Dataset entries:
——————

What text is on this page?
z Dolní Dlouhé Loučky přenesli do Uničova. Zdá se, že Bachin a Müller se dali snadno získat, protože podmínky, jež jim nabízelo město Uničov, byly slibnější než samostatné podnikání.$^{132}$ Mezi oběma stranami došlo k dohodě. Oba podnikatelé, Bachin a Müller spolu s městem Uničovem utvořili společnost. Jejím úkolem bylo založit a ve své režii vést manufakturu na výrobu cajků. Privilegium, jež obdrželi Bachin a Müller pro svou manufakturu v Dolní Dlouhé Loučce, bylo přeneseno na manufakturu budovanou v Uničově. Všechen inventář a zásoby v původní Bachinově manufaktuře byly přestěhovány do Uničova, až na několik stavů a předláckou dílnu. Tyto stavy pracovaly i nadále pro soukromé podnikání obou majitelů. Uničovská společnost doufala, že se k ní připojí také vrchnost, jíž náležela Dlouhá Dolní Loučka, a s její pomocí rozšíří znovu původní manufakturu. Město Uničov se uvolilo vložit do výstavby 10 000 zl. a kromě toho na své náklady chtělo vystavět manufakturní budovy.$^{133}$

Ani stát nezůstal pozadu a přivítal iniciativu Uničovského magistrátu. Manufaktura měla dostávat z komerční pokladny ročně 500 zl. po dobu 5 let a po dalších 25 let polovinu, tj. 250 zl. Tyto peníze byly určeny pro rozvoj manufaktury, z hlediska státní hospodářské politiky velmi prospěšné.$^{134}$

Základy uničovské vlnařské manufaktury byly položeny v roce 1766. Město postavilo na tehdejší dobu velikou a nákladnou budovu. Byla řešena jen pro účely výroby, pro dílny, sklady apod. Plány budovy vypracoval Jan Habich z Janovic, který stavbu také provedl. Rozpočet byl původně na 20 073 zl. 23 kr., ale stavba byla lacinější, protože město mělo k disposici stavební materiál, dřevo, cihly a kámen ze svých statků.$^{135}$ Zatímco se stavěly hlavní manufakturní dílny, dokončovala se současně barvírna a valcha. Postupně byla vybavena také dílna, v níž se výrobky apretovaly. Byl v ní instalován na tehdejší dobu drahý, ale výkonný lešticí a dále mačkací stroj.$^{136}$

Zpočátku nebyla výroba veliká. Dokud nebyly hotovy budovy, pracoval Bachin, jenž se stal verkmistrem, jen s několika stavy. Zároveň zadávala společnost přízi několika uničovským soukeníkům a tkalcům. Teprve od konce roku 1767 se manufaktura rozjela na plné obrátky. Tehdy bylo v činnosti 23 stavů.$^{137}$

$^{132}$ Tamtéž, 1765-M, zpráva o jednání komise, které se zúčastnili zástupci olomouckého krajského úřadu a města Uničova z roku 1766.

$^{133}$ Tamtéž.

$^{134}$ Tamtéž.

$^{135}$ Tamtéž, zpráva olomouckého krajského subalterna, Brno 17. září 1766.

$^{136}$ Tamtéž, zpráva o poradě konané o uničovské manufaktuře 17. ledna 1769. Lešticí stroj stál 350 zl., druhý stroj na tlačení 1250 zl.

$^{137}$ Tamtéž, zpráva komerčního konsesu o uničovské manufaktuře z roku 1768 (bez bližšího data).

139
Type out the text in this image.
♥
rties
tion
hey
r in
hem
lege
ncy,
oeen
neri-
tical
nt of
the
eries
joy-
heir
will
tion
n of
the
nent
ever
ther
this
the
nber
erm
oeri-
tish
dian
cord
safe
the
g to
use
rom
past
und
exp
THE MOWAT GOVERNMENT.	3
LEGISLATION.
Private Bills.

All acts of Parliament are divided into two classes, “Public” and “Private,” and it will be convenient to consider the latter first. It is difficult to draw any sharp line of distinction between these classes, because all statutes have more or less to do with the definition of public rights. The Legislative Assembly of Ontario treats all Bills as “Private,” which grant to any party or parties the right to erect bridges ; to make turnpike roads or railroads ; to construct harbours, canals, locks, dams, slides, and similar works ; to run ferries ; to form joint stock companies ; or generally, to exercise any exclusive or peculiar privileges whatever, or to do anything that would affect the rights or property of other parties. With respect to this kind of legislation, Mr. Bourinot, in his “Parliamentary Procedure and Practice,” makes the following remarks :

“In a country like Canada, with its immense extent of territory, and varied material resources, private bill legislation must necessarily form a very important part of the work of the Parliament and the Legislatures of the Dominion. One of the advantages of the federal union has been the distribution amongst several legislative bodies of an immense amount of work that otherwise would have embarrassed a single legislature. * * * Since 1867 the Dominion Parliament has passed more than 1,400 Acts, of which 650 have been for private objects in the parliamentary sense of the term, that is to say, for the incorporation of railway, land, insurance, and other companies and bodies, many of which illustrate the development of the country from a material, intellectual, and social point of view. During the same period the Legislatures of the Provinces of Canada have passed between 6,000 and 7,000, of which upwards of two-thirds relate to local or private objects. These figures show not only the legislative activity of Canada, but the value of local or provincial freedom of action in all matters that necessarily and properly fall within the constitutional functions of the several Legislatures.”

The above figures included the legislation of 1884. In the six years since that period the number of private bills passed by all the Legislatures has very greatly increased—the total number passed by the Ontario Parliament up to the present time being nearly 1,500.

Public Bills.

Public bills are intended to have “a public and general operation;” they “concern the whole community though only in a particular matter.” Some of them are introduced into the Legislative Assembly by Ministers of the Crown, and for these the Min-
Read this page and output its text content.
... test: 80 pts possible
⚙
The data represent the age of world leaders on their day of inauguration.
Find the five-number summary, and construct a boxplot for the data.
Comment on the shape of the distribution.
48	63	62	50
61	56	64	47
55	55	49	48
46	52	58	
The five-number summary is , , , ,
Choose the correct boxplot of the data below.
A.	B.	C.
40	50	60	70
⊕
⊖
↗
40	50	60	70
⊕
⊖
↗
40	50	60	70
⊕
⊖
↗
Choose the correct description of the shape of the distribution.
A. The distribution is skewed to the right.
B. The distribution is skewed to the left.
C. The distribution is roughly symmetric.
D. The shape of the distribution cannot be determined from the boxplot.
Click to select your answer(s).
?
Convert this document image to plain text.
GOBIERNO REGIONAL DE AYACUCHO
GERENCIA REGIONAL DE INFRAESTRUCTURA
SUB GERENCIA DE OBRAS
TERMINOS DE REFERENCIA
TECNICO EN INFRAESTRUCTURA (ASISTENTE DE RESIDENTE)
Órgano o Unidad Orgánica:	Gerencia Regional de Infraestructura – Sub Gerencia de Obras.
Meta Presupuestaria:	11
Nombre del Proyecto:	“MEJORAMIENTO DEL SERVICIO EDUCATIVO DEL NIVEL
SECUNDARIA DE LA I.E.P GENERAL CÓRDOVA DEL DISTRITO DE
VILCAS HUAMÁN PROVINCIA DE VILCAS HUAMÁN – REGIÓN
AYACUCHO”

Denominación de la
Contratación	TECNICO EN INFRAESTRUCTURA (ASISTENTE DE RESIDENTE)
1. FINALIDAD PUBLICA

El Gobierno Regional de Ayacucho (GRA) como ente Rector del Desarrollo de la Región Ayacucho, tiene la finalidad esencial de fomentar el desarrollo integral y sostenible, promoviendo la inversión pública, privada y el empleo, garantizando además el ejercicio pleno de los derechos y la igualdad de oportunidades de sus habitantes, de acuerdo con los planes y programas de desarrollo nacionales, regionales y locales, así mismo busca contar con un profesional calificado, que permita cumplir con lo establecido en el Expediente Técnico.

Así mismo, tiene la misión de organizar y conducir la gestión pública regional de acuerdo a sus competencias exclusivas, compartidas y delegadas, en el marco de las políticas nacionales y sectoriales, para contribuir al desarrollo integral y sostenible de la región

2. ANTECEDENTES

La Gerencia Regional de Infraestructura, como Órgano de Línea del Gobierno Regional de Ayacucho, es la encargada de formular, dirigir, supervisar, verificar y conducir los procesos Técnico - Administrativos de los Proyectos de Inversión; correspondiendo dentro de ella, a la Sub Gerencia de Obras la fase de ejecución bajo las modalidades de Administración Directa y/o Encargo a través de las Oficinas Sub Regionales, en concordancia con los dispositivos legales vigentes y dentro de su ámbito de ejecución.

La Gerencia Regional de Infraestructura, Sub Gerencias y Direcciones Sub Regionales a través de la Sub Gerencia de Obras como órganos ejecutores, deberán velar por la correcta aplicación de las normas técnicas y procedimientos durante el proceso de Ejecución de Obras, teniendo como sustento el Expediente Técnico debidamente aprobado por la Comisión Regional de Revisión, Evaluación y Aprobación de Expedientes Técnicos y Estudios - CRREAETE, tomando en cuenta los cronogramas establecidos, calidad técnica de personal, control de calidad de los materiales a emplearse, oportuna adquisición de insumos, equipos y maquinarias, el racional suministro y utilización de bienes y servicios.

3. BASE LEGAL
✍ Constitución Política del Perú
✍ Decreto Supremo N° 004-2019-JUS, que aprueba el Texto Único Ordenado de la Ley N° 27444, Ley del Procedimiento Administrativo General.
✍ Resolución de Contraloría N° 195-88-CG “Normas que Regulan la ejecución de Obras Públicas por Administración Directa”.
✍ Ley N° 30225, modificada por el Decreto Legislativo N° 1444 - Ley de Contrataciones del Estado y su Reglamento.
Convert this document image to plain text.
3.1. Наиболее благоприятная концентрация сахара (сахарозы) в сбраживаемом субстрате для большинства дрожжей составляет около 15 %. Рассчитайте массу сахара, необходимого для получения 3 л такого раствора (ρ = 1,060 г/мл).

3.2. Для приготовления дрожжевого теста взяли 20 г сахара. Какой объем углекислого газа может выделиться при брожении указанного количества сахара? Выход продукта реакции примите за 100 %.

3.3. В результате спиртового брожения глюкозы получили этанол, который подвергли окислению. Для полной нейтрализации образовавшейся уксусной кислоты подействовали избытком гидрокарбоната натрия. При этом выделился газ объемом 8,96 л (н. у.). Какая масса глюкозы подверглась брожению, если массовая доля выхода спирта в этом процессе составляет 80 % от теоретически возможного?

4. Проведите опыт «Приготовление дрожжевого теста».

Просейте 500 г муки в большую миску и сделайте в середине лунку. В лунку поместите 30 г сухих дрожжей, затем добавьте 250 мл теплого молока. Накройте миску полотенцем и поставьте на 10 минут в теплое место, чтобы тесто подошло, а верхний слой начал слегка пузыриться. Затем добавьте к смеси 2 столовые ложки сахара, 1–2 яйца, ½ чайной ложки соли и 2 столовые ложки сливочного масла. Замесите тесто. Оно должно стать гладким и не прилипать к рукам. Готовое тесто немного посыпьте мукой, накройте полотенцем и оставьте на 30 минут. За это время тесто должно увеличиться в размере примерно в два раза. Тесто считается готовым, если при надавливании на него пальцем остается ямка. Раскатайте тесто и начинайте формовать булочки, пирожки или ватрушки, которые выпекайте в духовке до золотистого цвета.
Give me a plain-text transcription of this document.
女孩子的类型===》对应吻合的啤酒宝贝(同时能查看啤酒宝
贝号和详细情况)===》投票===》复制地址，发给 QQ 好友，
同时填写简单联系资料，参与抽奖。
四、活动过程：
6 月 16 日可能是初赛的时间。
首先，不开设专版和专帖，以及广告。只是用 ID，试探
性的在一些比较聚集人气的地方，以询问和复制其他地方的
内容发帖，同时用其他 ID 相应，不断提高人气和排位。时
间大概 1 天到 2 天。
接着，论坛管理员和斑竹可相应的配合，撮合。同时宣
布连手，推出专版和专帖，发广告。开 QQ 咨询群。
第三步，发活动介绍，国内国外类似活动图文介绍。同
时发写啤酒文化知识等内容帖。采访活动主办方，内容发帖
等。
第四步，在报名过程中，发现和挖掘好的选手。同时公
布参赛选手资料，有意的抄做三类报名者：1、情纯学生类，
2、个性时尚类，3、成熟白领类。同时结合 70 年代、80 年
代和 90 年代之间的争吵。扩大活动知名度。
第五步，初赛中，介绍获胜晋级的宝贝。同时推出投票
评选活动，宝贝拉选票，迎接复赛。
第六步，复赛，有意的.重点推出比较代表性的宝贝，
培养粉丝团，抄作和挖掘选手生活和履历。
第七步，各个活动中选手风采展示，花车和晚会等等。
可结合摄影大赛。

——————

- **SET TASK**: Return every line from the records above that holds the word "boxplot".

- **RESULT OF THE EXERCISE**:
Find the five-number summary, and construct a boxplot for the data.
Choose the correct boxplot of the data below.
D. The shape of the distribution cannot be determined from the boxplot.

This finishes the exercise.